Supplied material:
+ + + + +
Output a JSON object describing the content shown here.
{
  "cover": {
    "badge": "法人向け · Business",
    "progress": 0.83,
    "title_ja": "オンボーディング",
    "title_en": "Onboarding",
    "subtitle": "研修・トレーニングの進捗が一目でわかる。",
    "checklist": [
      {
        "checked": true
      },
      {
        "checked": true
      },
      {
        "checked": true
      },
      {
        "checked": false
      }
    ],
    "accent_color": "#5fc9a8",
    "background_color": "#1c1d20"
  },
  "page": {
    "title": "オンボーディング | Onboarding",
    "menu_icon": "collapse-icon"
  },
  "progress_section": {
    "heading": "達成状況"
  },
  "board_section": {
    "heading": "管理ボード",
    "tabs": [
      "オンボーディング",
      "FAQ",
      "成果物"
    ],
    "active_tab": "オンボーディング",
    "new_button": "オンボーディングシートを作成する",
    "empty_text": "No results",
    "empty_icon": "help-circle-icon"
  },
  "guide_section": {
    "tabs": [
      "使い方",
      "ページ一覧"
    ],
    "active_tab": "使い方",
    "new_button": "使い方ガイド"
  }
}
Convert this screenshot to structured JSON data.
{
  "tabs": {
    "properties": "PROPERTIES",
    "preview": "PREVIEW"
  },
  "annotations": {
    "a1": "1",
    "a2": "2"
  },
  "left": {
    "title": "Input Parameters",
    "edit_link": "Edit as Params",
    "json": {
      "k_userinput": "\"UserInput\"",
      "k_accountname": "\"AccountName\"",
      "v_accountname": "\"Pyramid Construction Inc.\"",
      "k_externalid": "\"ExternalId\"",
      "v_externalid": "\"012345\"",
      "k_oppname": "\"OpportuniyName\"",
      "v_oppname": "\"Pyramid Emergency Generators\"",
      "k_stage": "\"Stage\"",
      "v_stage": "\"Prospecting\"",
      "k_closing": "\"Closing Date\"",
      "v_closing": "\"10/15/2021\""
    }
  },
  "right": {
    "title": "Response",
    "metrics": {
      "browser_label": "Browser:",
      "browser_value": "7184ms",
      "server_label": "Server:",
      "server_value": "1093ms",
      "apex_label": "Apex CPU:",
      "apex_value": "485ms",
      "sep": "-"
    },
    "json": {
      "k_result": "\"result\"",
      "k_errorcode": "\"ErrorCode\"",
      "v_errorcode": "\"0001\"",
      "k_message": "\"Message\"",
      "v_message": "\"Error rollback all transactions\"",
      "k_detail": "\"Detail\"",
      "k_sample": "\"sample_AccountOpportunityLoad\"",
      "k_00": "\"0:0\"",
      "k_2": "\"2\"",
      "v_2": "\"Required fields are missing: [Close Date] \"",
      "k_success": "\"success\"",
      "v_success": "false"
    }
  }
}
+ + + + +
Reproduce every line of the material above exactly.

Output a JSON object describing the content shown here.
{
  "cover": {
    "badge": "法人向け · Business",
    "progress": 0.83,
    "title_ja": "オンボーディング",
    "title_en": "Onboarding",
    "subtitle": "研修・トレーニングの進捗が一目でわかる。",
    "checklist": [
      {
        "checked": true
      },
      {
        "checked": true
      },
      {
        "checked": true
      },
      {
        "checked": false
      }
    ],
    "accent_color": "#5fc9a8",
    "background_color": "#1c1d20"
  },
  "page": {
    "title": "オンボーディング | Onboarding",
    "menu_icon": "collapse-icon"
  },
  "progress_section": {
    "heading": "達成状況"
  },
  "board_section": {
    "heading": "管理ボード",
    "tabs": [
      "オンボーディング",
      "FAQ",
      "成果物"
    ],
    "active_tab": "オンボーディング",
    "new_button": "オンボーディングシートを作成する",
    "empty_text": "No results",
    "empty_icon": "help-circle-icon"
  },
  "guide_section": {
    "tabs": [
      "使い方",
      "ページ一覧"
    ],
    "active_tab": "使い方",
    "new_button": "使い方ガイド"
  }
}
Convert this screenshot to structured JSON data.
{
  "tabs": {
    "properties": "PROPERTIES",
    "preview": "PREVIEW"
  },
  "annotations": {
    "a1": "1",
    "a2": "2"
  },
  "left": {
    "title": "Input Parameters",
    "edit_link": "Edit as Params",
    "json": {
      "k_userinput": "\"UserInput\"",
      "k_accountname": "\"AccountName\"",
      "v_accountname": "\"Pyramid Construction Inc.\"",
      "k_externalid": "\"ExternalId\"",
      "v_externalid": "\"012345\"",
      "k_oppname": "\"OpportuniyName\"",
      "v_oppname": "\"Pyramid Emergency Generators\"",
      "k_stage": "\"Stage\"",
      "v_stage": "\"Prospecting\"",
      "k_closing": "\"Closing Date\"",
      "v_closing": "\"10/15/2021\""
    }
  },
  "right": {
    "title": "Response",
    "metrics": {
      "browser_label": "Browser:",
      "browser_value": "7184ms",
      "server_label": "Server:",
      "server_value": "1093ms",
      "apex_label": "Apex CPU:",
      "apex_value": "485ms",
      "sep": "-"
    },
    "json": {
      "k_result": "\"result\"",
      "k_errorcode": "\"ErrorCode\"",
      "v_errorcode": "\"0001\"",
      "k_message": "\"Message\"",
      "v_message": "\"Error rollback all transactions\"",
      "k_detail": "\"Detail\"",
      "k_sample": "\"sample_AccountOpportunityLoad\"",
      "k_00": "\"0:0\"",
      "k_2": "\"2\"",
      "v_2": "\"Required fields are missing: [Close Date] \"",
      "k_success": "\"success\"",
      "v_success": "false"
    }
  }
}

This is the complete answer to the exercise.